** Start **
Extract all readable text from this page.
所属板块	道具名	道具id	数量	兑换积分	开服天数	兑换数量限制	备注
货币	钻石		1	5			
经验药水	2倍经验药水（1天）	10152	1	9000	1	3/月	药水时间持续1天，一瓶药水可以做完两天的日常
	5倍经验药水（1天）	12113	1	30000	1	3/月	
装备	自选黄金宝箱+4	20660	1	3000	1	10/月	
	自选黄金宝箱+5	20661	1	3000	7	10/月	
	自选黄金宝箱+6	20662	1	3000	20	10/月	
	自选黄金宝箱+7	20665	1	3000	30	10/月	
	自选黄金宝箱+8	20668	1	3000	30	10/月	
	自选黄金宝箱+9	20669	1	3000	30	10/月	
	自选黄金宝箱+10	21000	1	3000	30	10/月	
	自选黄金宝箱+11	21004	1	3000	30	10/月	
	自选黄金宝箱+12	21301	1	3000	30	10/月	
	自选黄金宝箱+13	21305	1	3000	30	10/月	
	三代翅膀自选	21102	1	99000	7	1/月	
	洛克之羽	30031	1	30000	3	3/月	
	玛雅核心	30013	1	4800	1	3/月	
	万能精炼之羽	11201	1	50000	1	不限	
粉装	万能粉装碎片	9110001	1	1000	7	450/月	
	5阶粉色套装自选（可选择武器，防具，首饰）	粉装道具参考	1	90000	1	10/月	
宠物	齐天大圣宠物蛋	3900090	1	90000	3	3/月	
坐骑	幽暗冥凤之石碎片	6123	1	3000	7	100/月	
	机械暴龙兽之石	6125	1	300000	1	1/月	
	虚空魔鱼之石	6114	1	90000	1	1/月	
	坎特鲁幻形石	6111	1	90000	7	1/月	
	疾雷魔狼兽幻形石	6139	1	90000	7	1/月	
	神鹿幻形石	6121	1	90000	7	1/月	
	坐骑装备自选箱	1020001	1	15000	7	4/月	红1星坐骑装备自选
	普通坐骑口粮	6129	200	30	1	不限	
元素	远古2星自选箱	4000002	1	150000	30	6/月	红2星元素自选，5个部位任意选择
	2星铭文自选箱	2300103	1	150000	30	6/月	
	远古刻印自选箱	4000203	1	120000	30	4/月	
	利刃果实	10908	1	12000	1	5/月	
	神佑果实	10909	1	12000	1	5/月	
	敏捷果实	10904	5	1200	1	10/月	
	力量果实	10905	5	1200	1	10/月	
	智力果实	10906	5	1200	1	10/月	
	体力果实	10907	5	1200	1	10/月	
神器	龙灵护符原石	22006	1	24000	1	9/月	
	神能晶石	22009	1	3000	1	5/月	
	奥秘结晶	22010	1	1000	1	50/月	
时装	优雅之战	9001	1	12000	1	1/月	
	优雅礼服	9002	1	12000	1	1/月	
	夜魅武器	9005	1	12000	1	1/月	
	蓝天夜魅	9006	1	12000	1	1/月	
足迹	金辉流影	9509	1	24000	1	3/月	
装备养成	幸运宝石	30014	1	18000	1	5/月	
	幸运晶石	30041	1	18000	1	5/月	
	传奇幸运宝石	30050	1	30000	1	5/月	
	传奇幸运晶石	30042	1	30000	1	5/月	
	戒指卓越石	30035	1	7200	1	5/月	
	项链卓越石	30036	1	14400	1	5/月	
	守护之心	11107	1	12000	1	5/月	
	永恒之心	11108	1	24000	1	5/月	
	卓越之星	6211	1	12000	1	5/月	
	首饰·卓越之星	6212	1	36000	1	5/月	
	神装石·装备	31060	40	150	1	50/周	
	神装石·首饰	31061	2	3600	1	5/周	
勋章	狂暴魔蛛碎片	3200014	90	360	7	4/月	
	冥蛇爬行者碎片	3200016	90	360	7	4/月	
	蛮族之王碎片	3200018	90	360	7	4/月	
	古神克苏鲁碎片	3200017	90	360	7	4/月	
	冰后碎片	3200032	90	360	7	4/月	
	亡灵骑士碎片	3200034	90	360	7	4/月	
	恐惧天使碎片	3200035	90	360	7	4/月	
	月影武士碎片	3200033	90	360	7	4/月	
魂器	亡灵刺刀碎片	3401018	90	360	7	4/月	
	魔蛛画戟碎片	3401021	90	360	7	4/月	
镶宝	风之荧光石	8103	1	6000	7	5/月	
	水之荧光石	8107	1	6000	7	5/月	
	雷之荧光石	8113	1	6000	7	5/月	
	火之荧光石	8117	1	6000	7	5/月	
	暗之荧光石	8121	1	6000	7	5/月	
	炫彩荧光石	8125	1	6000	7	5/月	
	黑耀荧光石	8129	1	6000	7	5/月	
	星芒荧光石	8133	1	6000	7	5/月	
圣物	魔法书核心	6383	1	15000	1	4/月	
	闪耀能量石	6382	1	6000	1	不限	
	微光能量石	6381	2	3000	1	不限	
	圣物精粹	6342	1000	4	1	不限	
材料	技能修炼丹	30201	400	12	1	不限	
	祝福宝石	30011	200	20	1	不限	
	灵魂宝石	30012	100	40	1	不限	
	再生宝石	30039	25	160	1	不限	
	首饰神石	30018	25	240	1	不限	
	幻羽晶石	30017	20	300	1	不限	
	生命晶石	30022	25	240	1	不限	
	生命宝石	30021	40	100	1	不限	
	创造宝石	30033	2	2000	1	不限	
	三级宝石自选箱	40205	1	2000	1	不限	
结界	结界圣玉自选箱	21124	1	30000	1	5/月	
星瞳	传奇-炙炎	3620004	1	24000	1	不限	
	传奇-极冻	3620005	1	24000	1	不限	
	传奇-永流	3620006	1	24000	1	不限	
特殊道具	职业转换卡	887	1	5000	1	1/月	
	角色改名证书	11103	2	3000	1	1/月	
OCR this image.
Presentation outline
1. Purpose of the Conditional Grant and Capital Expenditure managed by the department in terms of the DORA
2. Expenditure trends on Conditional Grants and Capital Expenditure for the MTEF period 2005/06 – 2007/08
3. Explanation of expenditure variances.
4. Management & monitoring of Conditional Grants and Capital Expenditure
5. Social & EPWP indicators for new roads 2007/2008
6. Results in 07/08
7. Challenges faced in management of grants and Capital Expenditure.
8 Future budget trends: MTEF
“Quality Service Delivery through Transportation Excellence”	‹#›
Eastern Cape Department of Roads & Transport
** End **
* _JOB_
In the records above, find the lines containing "Capital" and copy them.

* _RESULT OF THIS TASK_
1. Purpose of the Conditional Grant and Capital Expenditure managed by the department in terms of the DORA
2. Expenditure trends on Conditional Grants and Capital Expenditure for the MTEF period 2005/06 – 2007/08
4. Management & monitoring of Conditional Grants and Capital Expenditure
7. Challenges faced in management of grants and Capital Expenditure.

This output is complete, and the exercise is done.